Return the records in full, exactly as given.
======
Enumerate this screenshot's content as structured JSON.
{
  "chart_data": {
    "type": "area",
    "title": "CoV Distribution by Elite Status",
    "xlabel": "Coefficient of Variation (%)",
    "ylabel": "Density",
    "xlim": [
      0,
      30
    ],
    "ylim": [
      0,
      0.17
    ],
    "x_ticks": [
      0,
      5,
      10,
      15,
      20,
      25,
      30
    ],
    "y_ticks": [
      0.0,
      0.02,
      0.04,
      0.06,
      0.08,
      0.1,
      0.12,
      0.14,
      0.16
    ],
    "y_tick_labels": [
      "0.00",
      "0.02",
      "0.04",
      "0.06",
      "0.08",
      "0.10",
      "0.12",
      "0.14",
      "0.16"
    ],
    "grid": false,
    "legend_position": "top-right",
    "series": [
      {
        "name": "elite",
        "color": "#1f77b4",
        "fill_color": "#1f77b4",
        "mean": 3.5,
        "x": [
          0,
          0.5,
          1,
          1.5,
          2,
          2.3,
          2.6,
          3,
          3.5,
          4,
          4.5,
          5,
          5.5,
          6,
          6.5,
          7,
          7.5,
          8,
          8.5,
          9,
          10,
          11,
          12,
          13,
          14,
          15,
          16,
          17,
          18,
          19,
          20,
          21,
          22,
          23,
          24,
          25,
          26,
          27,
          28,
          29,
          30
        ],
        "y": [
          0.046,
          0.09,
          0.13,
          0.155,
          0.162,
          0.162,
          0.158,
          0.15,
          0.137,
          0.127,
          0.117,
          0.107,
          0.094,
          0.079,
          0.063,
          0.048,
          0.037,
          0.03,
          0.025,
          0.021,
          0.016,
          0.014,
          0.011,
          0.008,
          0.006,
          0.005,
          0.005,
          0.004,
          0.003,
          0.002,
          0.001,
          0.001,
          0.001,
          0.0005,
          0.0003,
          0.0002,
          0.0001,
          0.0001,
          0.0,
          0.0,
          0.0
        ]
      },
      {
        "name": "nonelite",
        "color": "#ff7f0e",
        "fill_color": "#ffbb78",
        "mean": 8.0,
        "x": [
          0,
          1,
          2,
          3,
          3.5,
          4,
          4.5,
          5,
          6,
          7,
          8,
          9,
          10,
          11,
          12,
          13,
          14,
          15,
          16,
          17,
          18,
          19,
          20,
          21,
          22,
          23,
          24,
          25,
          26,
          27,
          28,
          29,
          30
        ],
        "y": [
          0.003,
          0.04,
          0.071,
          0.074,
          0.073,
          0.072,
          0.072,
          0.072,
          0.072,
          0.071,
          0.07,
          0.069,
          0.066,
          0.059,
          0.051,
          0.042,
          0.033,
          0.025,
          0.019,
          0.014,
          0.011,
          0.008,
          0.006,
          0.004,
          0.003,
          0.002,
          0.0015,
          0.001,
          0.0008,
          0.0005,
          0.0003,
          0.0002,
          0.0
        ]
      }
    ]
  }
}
======
RESULT BELOW
Enumerate this screenshot's content as structured JSON.
{
  "chart_data": {
    "type": "area",
    "title": "CoV Distribution by Elite Status",
    "xlabel": "Coefficient of Variation (%)",
    "ylabel": "Density",
    "xlim": [
      0,
      30
    ],
    "ylim": [
      0,
      0.17
    ],
    "x_ticks": [
      0,
      5,
      10,
      15,
      20,
      25,
      30
    ],
    "y_ticks": [
      0.0,
      0.02,
      0.04,
      0.06,
      0.08,
      0.1,
      0.12,
      0.14,
      0.16
    ],
    "y_tick_labels": [
      "0.00",
      "0.02",
      "0.04",
      "0.06",
      "0.08",
      "0.10",
      "0.12",
      "0.14",
      "0.16"
    ],
    "grid": false,
    "legend_position": "top-right",
    "series": [
      {
        "name": "elite",
        "color": "#1f77b4",
        "fill_color": "#1f77b4",
        "mean": 3.5,
        "x": [
          0,
          0.5,
          1,
          1.5,
          2,
          2.3,
          2.6,
          3,
          3.5,
          4,
          4.5,
          5,
          5.5,
          6,
          6.5,
          7,
          7.5,
          8,
          8.5,
          9,
          10,
          11,
          12,
          13,
          14,
          15,
          16,
          17,
          18,
          19,
          20,
          21,
          22,
          23,
          24,
          25,
          26,
          27,
          28,
          29,
          30
        ],
        "y": [
          0.046,
          0.09,
          0.13,
          0.155,
          0.162,
          0.162,
          0.158,
          0.15,
          0.137,
          0.127,
          0.117,
          0.107,
          0.094,
          0.079,
          0.063,
          0.048,
          0.037,
          0.03,
          0.025,
          0.021,
          0.016,
          0.014,
          0.011,
          0.008,
          0.006,
          0.005,
          0.005,
          0.004,
          0.003,
          0.002,
          0.001,
          0.001,
          0.001,
          0.0005,
          0.0003,
          0.0002,
          0.0001,
          0.0001,
          0.0,
          0.0,
          0.0
        ]
      },
      {
        "name": "nonelite",
        "color": "#ff7f0e",
        "fill_color": "#ffbb78",
        "mean": 8.0,
        "x": [
          0,
          1,
          2,
          3,
          3.5,
          4,
          4.5,
          5,
          6,
          7,
          8,
          9,
          10,
          11,
          12,
          13,
          14,
          15,
          16,
          17,
          18,
          19,
          20,
          21,
          22,
          23,
          24,
          25,
          26,
          27,
          28,
          29,
          30
        ],
        "y": [
          0.003,
          0.04,
          0.071,
          0.074,
          0.073,
          0.072,
          0.072,
          0.072,
          0.072,
          0.071,
          0.07,
          0.069,
          0.066,
          0.059,
          0.051,
          0.042,
          0.033,
          0.025,
          0.019,
          0.014,
          0.011,
          0.008,
          0.006,
          0.004,
          0.003,
          0.002,
          0.0015,
          0.001,
          0.0008,
          0.0005,
          0.0003,
          0.0002,
          0.0
        ]
      }
    ]
  }
}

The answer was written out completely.